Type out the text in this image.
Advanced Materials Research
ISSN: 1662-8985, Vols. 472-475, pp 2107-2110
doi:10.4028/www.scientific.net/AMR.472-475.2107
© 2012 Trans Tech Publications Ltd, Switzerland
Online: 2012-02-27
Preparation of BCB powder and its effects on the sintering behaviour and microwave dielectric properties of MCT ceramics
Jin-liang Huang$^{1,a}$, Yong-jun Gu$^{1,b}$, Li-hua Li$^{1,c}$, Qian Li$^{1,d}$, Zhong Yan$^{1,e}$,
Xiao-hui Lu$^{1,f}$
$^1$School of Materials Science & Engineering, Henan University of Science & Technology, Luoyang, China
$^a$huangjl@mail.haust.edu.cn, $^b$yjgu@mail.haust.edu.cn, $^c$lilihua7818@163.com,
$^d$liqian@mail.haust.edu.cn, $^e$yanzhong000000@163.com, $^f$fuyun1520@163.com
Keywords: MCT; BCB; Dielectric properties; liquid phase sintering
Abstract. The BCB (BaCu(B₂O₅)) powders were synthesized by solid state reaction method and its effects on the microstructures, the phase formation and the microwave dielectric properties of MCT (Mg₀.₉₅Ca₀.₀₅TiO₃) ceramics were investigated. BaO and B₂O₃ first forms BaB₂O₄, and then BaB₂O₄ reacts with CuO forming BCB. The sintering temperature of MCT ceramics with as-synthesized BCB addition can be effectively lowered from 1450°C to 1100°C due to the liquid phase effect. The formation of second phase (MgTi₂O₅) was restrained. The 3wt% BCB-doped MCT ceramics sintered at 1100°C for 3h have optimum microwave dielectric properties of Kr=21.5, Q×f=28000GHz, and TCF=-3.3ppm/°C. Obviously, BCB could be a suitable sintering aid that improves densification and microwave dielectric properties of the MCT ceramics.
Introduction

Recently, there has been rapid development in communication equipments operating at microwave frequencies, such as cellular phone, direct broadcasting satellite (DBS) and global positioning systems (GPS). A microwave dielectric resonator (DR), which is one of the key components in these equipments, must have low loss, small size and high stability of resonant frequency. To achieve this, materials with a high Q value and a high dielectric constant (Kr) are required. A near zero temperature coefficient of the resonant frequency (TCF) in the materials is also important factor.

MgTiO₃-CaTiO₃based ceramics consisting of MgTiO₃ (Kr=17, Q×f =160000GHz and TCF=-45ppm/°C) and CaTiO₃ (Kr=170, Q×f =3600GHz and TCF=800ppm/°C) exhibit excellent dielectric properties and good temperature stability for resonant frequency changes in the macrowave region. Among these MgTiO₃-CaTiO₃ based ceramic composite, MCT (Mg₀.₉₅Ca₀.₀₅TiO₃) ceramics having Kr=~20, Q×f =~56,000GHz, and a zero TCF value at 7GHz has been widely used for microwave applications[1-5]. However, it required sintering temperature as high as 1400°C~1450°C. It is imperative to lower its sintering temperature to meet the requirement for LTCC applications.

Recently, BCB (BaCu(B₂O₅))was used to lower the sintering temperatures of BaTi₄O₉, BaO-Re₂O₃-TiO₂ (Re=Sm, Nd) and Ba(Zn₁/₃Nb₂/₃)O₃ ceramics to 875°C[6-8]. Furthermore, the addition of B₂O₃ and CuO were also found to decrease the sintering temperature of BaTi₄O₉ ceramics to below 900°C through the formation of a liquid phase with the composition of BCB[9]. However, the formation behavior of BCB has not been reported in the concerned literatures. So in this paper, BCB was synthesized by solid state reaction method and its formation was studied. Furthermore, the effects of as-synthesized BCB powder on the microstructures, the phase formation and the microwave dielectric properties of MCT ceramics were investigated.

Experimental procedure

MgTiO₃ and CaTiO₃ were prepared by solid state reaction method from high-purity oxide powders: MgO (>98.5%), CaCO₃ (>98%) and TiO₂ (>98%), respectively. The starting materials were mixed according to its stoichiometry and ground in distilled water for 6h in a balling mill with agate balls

......

▶ **WHAT IS NEEDED**:
Retype every record above exactly as written.

▶ **THE REPLY**:
Type out the text in this image.
Advanced Materials Research
ISSN: 1662-8985, Vols. 472-475, pp 2107-2110
doi:10.4028/www.scientific.net/AMR.472-475.2107
© 2012 Trans Tech Publications Ltd, Switzerland
Online: 2012-02-27
Preparation of BCB powder and its effects on the sintering behaviour and microwave dielectric properties of MCT ceramics
Jin-liang Huang$^{1,a}$, Yong-jun Gu$^{1,b}$, Li-hua Li$^{1,c}$, Qian Li$^{1,d}$, Zhong Yan$^{1,e}$,
Xiao-hui Lu$^{1,f}$
$^1$School of Materials Science & Engineering, Henan University of Science & Technology, Luoyang, China
$^a$huangjl@mail.haust.edu.cn, $^b$yjgu@mail.haust.edu.cn, $^c$lilihua7818@163.com,
$^d$liqian@mail.haust.edu.cn, $^e$yanzhong000000@163.com, $^f$fuyun1520@163.com
Keywords: MCT; BCB; Dielectric properties; liquid phase sintering
Abstract. The BCB (BaCu(B₂O₅)) powders were synthesized by solid state reaction method and its effects on the microstructures, the phase formation and the microwave dielectric properties of MCT (Mg₀.₉₅Ca₀.₀₅TiO₃) ceramics were investigated. BaO and B₂O₃ first forms BaB₂O₄, and then BaB₂O₄ reacts with CuO forming BCB. The sintering temperature of MCT ceramics with as-synthesized BCB addition can be effectively lowered from 1450°C to 1100°C due to the liquid phase effect. The formation of second phase (MgTi₂O₅) was restrained. The 3wt% BCB-doped MCT ceramics sintered at 1100°C for 3h have optimum microwave dielectric properties of Kr=21.5, Q×f=28000GHz, and TCF=-3.3ppm/°C. Obviously, BCB could be a suitable sintering aid that improves densification and microwave dielectric properties of the MCT ceramics.
Introduction

Recently, there has been rapid development in communication equipments operating at microwave frequencies, such as cellular phone, direct broadcasting satellite (DBS) and global positioning systems (GPS). A microwave dielectric resonator (DR), which is one of the key components in these equipments, must have low loss, small size and high stability of resonant frequency. To achieve this, materials with a high Q value and a high dielectric constant (Kr) are required. A near zero temperature coefficient of the resonant frequency (TCF) in the materials is also important factor.

MgTiO₃-CaTiO₃based ceramics consisting of MgTiO₃ (Kr=17, Q×f =160000GHz and TCF=-45ppm/°C) and CaTiO₃ (Kr=170, Q×f =3600GHz and TCF=800ppm/°C) exhibit excellent dielectric properties and good temperature stability for resonant frequency changes in the macrowave region. Among these MgTiO₃-CaTiO₃ based ceramic composite, MCT (Mg₀.₉₅Ca₀.₀₅TiO₃) ceramics having Kr=~20, Q×f =~56,000GHz, and a zero TCF value at 7GHz has been widely used for microwave applications[1-5]. However, it required sintering temperature as high as 1400°C~1450°C. It is imperative to lower its sintering temperature to meet the requirement for LTCC applications.

Recently, BCB (BaCu(B₂O₅))was used to lower the sintering temperatures of BaTi₄O₉, BaO-Re₂O₃-TiO₂ (Re=Sm, Nd) and Ba(Zn₁/₃Nb₂/₃)O₃ ceramics to 875°C[6-8]. Furthermore, the addition of B₂O₃ and CuO were also found to decrease the sintering temperature of BaTi₄O₉ ceramics to below 900°C through the formation of a liquid phase with the composition of BCB[9]. However, the formation behavior of BCB has not been reported in the concerned literatures. So in this paper, BCB was synthesized by solid state reaction method and its formation was studied. Furthermore, the effects of as-synthesized BCB powder on the microstructures, the phase formation and the microwave dielectric properties of MCT ceramics were investigated.

Experimental procedure

MgTiO₃ and CaTiO₃ were prepared by solid state reaction method from high-purity oxide powders: MgO (>98.5%), CaCO₃ (>98%) and TiO₂ (>98%), respectively. The starting materials were mixed according to its stoichiometry and ground in distilled water for 6h in a balling mill with agate balls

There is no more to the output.